**Given exercise**
Could you transcribe every record below exactly as written, leaving out any pictures?

**Provided data**
---*---

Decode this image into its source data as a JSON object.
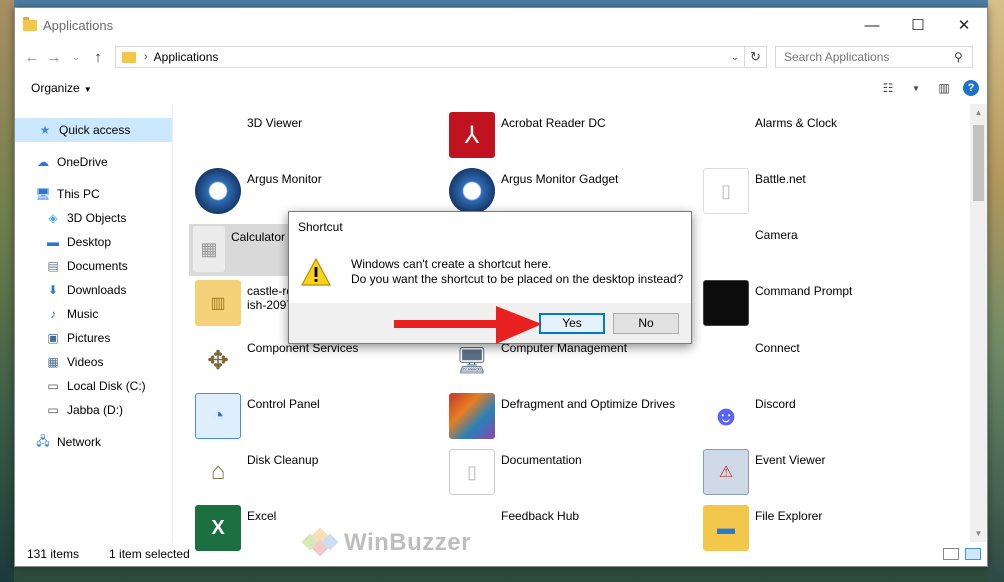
{
  "window": {
    "title": "Applications",
    "controls": {
      "minimize": "—",
      "maximize": "☐",
      "close": "✕"
    }
  },
  "address": {
    "path": "Applications",
    "search_placeholder": "Search Applications"
  },
  "toolbar": {
    "organize_label": "Organize"
  },
  "nav": {
    "quick_access": "Quick access",
    "onedrive": "OneDrive",
    "this_pc": "This PC",
    "objects_3d": "3D Objects",
    "desktop": "Desktop",
    "documents": "Documents",
    "downloads": "Downloads",
    "music": "Music",
    "pictures": "Pictures",
    "videos": "Videos",
    "local_disk": "Local Disk (C:)",
    "jabba": "Jabba (D:)",
    "network": "Network"
  },
  "apps": {
    "a1": "3D Viewer",
    "a2": "Acrobat Reader DC",
    "a3": "Alarms & Clock",
    "a4": "Argus Monitor",
    "a5": "Argus Monitor Gadget",
    "a6": "Battle.net",
    "a7": "Calculator",
    "a8": "Camera",
    "a9_line1": "castle-ro",
    "a9_line2": "ish-2097",
    "a10": "Command Prompt",
    "a11": "Component Services",
    "a12": "Computer Management",
    "a13": "Connect",
    "a14": "Control Panel",
    "a15": "Defragment and Optimize Drives",
    "a16": "Discord",
    "a17": "Disk Cleanup",
    "a18": "Documentation",
    "a19": "Event Viewer",
    "a20": "Excel",
    "a21": "Feedback Hub",
    "a22": "File Explorer"
  },
  "status": {
    "item_count": "131 items",
    "selected": "1 item selected"
  },
  "dialog": {
    "title": "Shortcut",
    "line1": "Windows can't create a shortcut here.",
    "line2": "Do you want the shortcut to be placed on the desktop instead?",
    "yes": "Yes",
    "no": "No"
  },
  "watermark": {
    "text": "WinBuzzer"
  },
  "colors": {
    "accent": "#0078d7",
    "selection": "#cce8ff",
    "arrow": "#e8201f"
  }
}
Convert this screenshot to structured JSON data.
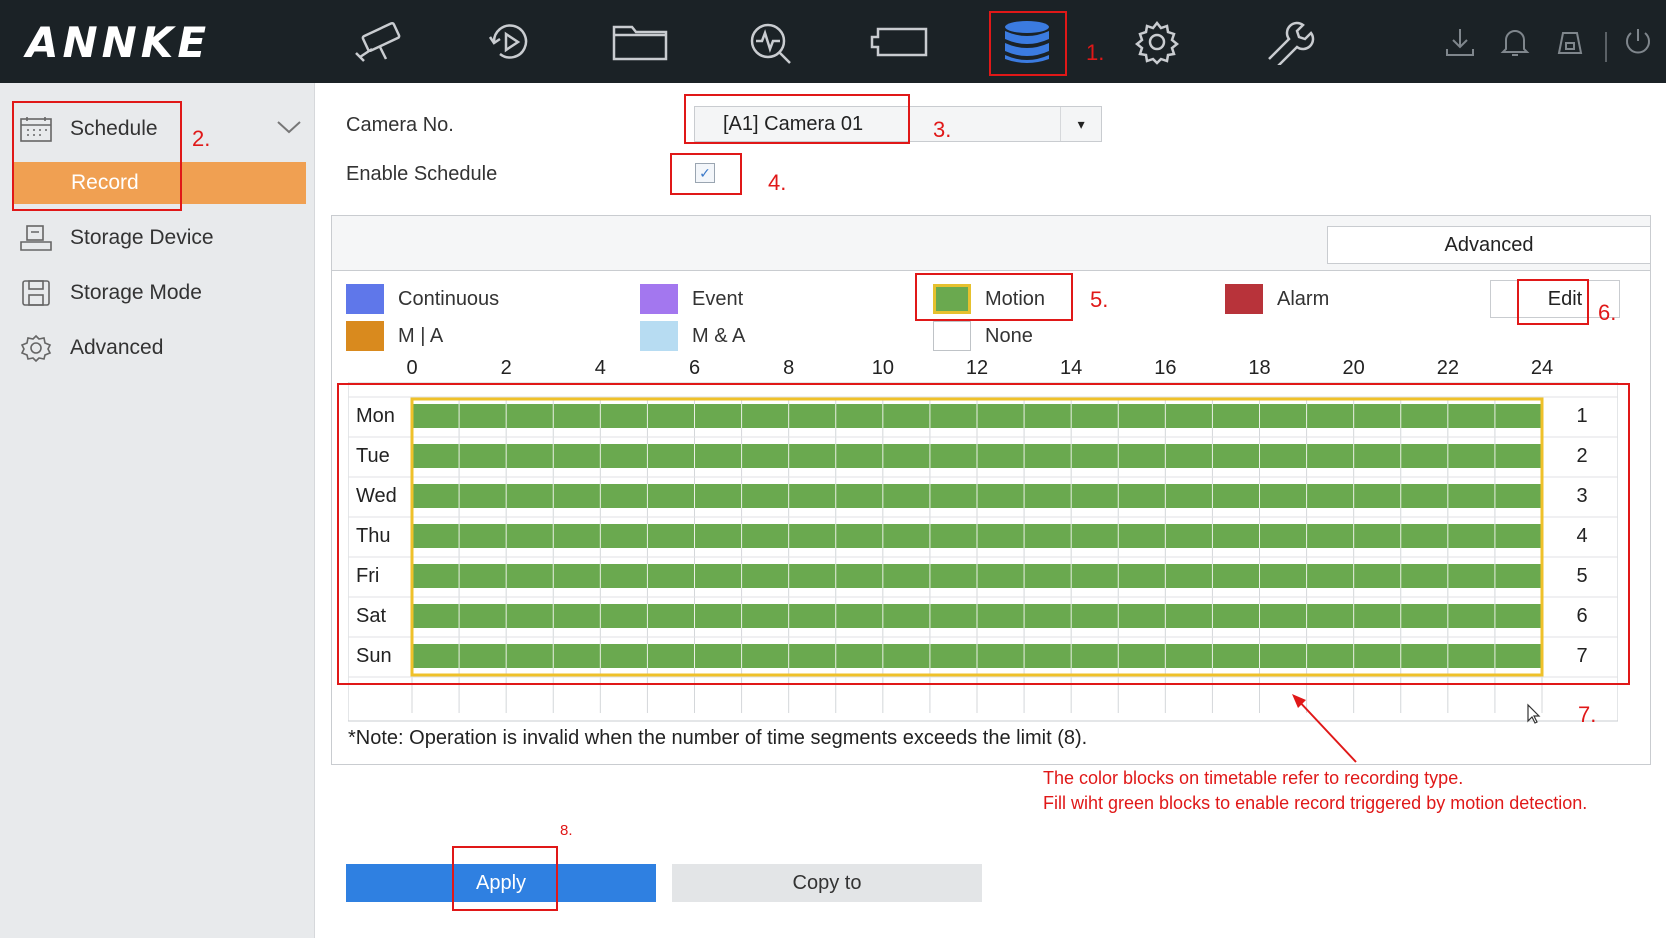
{
  "app": {
    "logo": "ANNKE"
  },
  "topnav": {
    "items": [
      {
        "name": "live-view-camera-icon"
      },
      {
        "name": "playback-icon"
      },
      {
        "name": "file-folder-icon"
      },
      {
        "name": "smart-analysis-icon"
      },
      {
        "name": "camera-management-icon"
      },
      {
        "name": "storage-database-icon",
        "active": true
      },
      {
        "name": "configuration-gear-icon"
      },
      {
        "name": "maintenance-wrench-icon"
      }
    ],
    "system_icons": [
      "download-icon",
      "bell-icon",
      "lock-icon",
      "power-icon"
    ],
    "active_color": "#3b7be0"
  },
  "sidebar": {
    "schedule": "Schedule",
    "record": "Record",
    "storage_device": "Storage Device",
    "storage_mode": "Storage Mode",
    "advanced": "Advanced"
  },
  "form": {
    "camera_label": "Camera No.",
    "camera_value": "[A1] Camera 01",
    "enable_label": "Enable Schedule",
    "enable_checked": true
  },
  "panel": {
    "advanced_button": "Advanced",
    "edit_button": "Edit"
  },
  "legend": [
    {
      "label": "Continuous",
      "color": "#5f77ea"
    },
    {
      "label": "Event",
      "color": "#a377ef"
    },
    {
      "label": "Motion",
      "color": "#6aa94f"
    },
    {
      "label": "Alarm",
      "color": "#b8333a"
    },
    {
      "label": "M | A",
      "color": "#d98a1e"
    },
    {
      "label": "M & A",
      "color": "#b7dcf2"
    },
    {
      "label": "None",
      "color": "#ffffff"
    }
  ],
  "timetable": {
    "hours": [
      "0",
      "2",
      "4",
      "6",
      "8",
      "10",
      "12",
      "14",
      "16",
      "18",
      "20",
      "22",
      "24"
    ],
    "days": [
      {
        "day": "Mon",
        "num": "1",
        "start": 0,
        "end": 24,
        "type": "Motion"
      },
      {
        "day": "Tue",
        "num": "2",
        "start": 0,
        "end": 24,
        "type": "Motion"
      },
      {
        "day": "Wed",
        "num": "3",
        "start": 0,
        "end": 24,
        "type": "Motion"
      },
      {
        "day": "Thu",
        "num": "4",
        "start": 0,
        "end": 24,
        "type": "Motion"
      },
      {
        "day": "Fri",
        "num": "5",
        "start": 0,
        "end": 24,
        "type": "Motion"
      },
      {
        "day": "Sat",
        "num": "6",
        "start": 0,
        "end": 24,
        "type": "Motion"
      },
      {
        "day": "Sun",
        "num": "7",
        "start": 0,
        "end": 24,
        "type": "Motion"
      }
    ],
    "note": "*Note: Operation is invalid when the number of time segments exceeds the limit (8)."
  },
  "buttons": {
    "apply": "Apply",
    "copy_to": "Copy to"
  },
  "annotations": {
    "a1": "1.",
    "a2": "2.",
    "a3": "3.",
    "a4": "4.",
    "a5": "5.",
    "a6": "6.",
    "a7": "7.",
    "a8": "8.",
    "callout_line1": "The color blocks on timetable refer to recording type.",
    "callout_line2": "Fill wiht green blocks to enable record triggered by motion detection.",
    "color": "#e01818"
  }
}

---*---

**The result**
Decode this image into its source data as a JSON object.
{
  "window": {
    "title": "Applications",
    "controls": {
      "minimize": "—",
      "maximize": "☐",
      "close": "✕"
    }
  },
  "address": {
    "path": "Applications",
    "search_placeholder": "Search Applications"
  },
  "toolbar": {
    "organize_label": "Organize"
  },
  "nav": {
    "quick_access": "Quick access",
    "onedrive": "OneDrive",
    "this_pc": "This PC",
    "objects_3d": "3D Objects",
    "desktop": "Desktop",
    "documents": "Documents",
    "downloads": "Downloads",
    "music": "Music",
    "pictures": "Pictures",
    "videos": "Videos",
    "local_disk": "Local Disk (C:)",
    "jabba": "Jabba (D:)",
    "network": "Network"
  },
  "apps": {
    "a1": "3D Viewer",
    "a2": "Acrobat Reader DC",
    "a3": "Alarms & Clock",
    "a4": "Argus Monitor",
    "a5": "Argus Monitor Gadget",
    "a6": "Battle.net",
    "a7": "Calculator",
    "a8": "Camera",
    "a9_line1": "castle-ro",
    "a9_line2": "ish-2097",
    "a10": "Command Prompt",
    "a11": "Component Services",
    "a12": "Computer Management",
    "a13": "Connect",
    "a14": "Control Panel",
    "a15": "Defragment and Optimize Drives",
    "a16": "Discord",
    "a17": "Disk Cleanup",
    "a18": "Documentation",
    "a19": "Event Viewer",
    "a20": "Excel",
    "a21": "Feedback Hub",
    "a22": "File Explorer"
  },
  "status": {
    "item_count": "131 items",
    "selected": "1 item selected"
  },
  "dialog": {
    "title": "Shortcut",
    "line1": "Windows can't create a shortcut here.",
    "line2": "Do you want the shortcut to be placed on the desktop instead?",
    "yes": "Yes",
    "no": "No"
  },
  "watermark": {
    "text": "WinBuzzer"
  },
  "colors": {
    "accent": "#0078d7",
    "selection": "#cce8ff",
    "arrow": "#e8201f"
  }
}
Convert this screenshot to structured JSON data.
{
  "app": {
    "logo": "ANNKE"
  },
  "topnav": {
    "items": [
      {
        "name": "live-view-camera-icon"
      },
      {
        "name": "playback-icon"
      },
      {
        "name": "file-folder-icon"
      },
      {
        "name": "smart-analysis-icon"
      },
      {
        "name": "camera-management-icon"
      },
      {
        "name": "storage-database-icon",
        "active": true
      },
      {
        "name": "configuration-gear-icon"
      },
      {
        "name": "maintenance-wrench-icon"
      }
    ],
    "system_icons": [
      "download-icon",
      "bell-icon",
      "lock-icon",
      "power-icon"
    ],
    "active_color": "#3b7be0"
  },
  "sidebar": {
    "schedule": "Schedule",
    "record": "Record",
    "storage_device": "Storage Device",
    "storage_mode": "Storage Mode",
    "advanced": "Advanced"
  },
  "form": {
    "camera_label": "Camera No.",
    "camera_value": "[A1] Camera 01",
    "enable_label": "Enable Schedule",
    "enable_checked": true
  },
  "panel": {
    "advanced_button": "Advanced",
    "edit_button": "Edit"
  },
  "legend": [
    {
      "label": "Continuous",
      "color": "#5f77ea"
    },
    {
      "label": "Event",
      "color": "#a377ef"
    },
    {
      "label": "Motion",
      "color": "#6aa94f"
    },
    {
      "label": "Alarm",
      "color": "#b8333a"
    },
    {
      "label": "M | A",
      "color": "#d98a1e"
    },
    {
      "label": "M & A",
      "color": "#b7dcf2"
    },
    {
      "label": "None",
      "color": "#ffffff"
    }
  ],
  "timetable": {
    "hours": [
      "0",
      "2",
      "4",
      "6",
      "8",
      "10",
      "12",
      "14",
      "16",
      "18",
      "20",
      "22",
      "24"
    ],
    "days": [
      {
        "day": "Mon",
        "num": "1",
        "start": 0,
        "end": 24,
        "type": "Motion"
      },
      {
        "day": "Tue",
        "num": "2",
        "start": 0,
        "end": 24,
        "type": "Motion"
      },
      {
        "day": "Wed",
        "num": "3",
        "start": 0,
        "end": 24,
        "type": "Motion"
      },
      {
        "day": "Thu",
        "num": "4",
        "start": 0,
        "end": 24,
        "type": "Motion"
      },
      {
        "day": "Fri",
        "num": "5",
        "start": 0,
        "end": 24,
        "type": "Motion"
      },
      {
        "day": "Sat",
        "num": "6",
        "start": 0,
        "end": 24,
        "type": "Motion"
      },
      {
        "day": "Sun",
        "num": "7",
        "start": 0,
        "end": 24,
        "type": "Motion"
      }
    ],
    "note": "*Note: Operation is invalid when the number of time segments exceeds the limit (8)."
  },
  "buttons": {
    "apply": "Apply",
    "copy_to": "Copy to"
  },
  "annotations": {
    "a1": "1.",
    "a2": "2.",
    "a3": "3.",
    "a4": "4.",
    "a5": "5.",
    "a6": "6.",
    "a7": "7.",
    "a8": "8.",
    "callout_line1": "The color blocks on timetable refer to recording type.",
    "callout_line2": "Fill wiht green blocks to enable record triggered by motion detection.",
    "color": "#e01818"
  }
}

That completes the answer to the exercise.